— Begin —

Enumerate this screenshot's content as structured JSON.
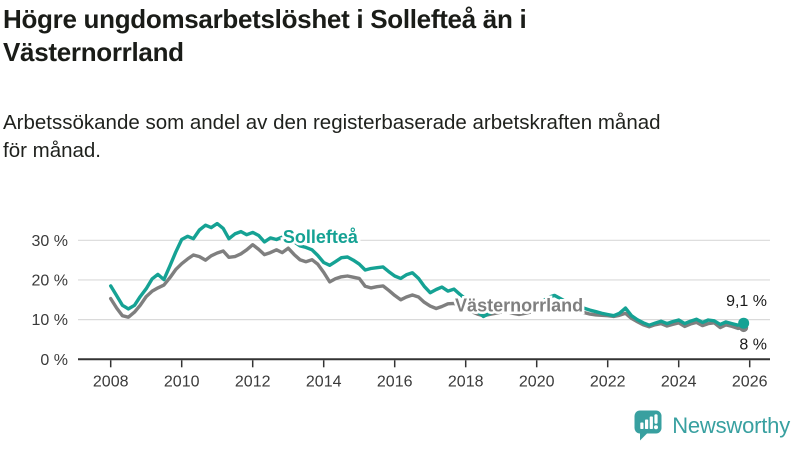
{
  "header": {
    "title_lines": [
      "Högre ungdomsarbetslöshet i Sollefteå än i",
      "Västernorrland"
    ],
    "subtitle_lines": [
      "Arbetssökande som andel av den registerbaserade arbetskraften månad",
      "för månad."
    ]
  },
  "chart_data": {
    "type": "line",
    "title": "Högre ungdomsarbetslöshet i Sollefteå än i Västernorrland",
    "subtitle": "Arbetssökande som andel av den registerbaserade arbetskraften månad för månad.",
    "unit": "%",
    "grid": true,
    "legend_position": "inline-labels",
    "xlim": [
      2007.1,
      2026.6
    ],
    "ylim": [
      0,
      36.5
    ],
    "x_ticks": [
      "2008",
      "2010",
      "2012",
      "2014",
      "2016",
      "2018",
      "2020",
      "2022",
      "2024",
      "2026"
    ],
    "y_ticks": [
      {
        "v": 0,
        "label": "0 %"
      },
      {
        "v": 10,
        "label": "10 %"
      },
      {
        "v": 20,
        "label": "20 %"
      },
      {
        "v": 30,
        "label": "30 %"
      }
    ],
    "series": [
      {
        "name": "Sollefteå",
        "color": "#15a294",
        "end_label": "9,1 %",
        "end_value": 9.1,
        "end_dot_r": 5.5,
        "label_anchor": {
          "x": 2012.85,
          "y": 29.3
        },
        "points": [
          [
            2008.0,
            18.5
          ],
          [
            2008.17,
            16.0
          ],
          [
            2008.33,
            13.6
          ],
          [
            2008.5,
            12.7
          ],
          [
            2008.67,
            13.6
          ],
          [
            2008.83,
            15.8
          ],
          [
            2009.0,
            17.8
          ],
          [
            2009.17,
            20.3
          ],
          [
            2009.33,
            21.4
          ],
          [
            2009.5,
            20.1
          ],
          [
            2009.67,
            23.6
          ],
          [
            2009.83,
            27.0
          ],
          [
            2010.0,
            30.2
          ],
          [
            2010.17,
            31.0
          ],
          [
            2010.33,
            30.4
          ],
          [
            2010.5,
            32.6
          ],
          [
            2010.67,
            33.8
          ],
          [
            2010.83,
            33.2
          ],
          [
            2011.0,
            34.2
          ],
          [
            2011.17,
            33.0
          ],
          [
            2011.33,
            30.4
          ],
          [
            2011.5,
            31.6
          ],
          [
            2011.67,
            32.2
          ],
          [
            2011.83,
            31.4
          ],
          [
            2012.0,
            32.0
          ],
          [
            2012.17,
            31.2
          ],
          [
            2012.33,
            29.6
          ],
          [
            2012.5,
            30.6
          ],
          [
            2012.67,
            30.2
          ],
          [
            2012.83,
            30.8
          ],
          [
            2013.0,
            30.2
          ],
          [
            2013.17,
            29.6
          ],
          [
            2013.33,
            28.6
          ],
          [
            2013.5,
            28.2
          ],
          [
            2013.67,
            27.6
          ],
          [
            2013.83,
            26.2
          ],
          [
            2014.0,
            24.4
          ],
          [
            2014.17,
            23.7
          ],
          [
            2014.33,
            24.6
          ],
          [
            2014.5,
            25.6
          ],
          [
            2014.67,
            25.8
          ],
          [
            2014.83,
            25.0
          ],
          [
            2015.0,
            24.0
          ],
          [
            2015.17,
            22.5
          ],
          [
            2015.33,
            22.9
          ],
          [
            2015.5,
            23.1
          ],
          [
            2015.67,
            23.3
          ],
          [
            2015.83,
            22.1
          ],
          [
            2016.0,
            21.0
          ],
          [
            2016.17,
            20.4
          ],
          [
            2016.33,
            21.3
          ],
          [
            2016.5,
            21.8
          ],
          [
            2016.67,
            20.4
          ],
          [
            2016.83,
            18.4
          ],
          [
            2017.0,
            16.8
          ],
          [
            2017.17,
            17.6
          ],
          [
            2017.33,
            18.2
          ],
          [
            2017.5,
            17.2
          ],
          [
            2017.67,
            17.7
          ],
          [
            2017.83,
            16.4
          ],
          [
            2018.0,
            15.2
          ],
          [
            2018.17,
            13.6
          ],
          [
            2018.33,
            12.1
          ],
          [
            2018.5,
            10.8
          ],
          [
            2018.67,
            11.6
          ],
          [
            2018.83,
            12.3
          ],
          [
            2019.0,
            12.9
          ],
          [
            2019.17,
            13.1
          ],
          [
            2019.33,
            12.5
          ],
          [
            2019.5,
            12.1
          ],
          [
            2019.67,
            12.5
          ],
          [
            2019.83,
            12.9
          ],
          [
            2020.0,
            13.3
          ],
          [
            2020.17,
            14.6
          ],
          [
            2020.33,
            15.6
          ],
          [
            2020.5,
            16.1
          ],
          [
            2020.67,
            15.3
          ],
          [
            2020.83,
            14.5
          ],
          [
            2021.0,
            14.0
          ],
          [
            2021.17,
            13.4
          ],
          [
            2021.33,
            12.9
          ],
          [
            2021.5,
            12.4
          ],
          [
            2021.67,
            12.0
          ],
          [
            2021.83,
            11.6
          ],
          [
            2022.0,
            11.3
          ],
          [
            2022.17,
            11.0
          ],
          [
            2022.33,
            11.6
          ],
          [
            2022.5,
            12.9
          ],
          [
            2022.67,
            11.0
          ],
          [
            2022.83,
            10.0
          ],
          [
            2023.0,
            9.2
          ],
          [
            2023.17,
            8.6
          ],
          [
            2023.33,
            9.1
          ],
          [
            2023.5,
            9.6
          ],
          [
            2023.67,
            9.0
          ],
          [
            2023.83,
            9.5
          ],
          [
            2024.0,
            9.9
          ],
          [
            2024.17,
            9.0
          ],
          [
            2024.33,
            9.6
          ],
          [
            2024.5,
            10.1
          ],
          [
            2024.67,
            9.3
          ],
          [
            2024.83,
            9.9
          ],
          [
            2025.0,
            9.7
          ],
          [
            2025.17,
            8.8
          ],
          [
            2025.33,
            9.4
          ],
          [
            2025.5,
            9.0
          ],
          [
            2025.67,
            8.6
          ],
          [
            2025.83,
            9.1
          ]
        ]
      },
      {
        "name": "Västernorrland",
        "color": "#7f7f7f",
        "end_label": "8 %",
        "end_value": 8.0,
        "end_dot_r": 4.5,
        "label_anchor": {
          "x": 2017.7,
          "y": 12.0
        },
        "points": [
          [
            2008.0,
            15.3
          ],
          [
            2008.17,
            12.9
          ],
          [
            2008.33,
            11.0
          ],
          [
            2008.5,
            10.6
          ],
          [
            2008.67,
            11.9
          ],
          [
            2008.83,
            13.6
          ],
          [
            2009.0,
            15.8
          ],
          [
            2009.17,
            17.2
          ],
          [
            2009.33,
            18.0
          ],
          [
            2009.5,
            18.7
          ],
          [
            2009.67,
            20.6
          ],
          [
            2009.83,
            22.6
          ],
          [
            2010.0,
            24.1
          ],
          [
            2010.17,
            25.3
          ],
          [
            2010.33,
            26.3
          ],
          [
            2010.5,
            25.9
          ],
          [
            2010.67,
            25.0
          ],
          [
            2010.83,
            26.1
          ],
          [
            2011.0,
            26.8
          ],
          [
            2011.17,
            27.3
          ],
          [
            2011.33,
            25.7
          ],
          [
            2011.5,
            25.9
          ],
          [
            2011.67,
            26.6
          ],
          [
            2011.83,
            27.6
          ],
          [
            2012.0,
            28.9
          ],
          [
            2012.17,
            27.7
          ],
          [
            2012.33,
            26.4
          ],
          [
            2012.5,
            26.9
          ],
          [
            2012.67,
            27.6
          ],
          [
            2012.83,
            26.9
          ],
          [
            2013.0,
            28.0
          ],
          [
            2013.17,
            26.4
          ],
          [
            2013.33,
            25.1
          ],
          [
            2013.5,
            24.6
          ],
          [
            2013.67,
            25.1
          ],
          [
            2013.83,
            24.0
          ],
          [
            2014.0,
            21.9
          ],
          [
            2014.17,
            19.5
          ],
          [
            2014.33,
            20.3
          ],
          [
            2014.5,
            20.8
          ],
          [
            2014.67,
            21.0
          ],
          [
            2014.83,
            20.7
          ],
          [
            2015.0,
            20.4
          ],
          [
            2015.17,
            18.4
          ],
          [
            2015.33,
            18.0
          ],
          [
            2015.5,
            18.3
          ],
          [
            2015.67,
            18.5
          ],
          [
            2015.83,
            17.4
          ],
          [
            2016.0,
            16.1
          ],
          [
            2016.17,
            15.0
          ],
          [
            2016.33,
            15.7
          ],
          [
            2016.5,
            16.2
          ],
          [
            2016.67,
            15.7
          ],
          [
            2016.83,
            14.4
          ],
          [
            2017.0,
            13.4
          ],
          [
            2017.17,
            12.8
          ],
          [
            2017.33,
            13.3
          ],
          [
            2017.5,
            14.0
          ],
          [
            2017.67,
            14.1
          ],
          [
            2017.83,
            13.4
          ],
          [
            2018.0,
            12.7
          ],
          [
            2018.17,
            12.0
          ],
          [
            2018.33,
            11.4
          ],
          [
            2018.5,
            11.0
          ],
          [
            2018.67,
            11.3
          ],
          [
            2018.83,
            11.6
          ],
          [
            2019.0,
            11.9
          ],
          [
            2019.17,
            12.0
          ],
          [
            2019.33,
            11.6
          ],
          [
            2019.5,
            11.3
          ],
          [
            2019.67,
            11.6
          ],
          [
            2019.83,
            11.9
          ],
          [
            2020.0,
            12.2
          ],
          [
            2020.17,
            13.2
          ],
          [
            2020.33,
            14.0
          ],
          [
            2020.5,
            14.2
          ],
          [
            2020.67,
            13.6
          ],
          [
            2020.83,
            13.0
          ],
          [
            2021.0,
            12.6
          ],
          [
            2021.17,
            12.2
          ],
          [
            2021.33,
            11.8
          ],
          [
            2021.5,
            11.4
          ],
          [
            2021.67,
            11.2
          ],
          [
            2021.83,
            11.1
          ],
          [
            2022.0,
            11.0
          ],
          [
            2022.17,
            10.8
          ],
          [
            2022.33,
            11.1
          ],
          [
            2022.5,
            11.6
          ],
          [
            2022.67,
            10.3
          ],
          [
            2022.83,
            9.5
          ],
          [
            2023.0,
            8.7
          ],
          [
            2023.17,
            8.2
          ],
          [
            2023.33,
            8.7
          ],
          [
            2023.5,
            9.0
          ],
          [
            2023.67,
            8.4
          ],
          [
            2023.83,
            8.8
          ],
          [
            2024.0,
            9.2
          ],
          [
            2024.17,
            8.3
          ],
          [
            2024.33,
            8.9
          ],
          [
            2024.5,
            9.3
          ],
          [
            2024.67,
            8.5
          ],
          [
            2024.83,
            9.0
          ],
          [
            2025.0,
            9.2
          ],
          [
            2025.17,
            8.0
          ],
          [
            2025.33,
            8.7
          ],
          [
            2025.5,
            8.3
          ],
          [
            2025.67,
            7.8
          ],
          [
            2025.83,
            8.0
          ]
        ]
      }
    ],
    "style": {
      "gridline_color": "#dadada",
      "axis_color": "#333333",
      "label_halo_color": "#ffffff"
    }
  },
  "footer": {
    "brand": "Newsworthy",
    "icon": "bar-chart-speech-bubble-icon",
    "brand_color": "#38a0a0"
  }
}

— End —

TASK BRIEF: Go through the data above and find the lines with the word "Högre". Copy each of those lines.

TASK ANSWER:
      "Högre ungdomsarbetslöshet i Sollefteå än i",
    "title": "Högre ungdomsarbetslöshet i Sollefteå än i Västernorrland",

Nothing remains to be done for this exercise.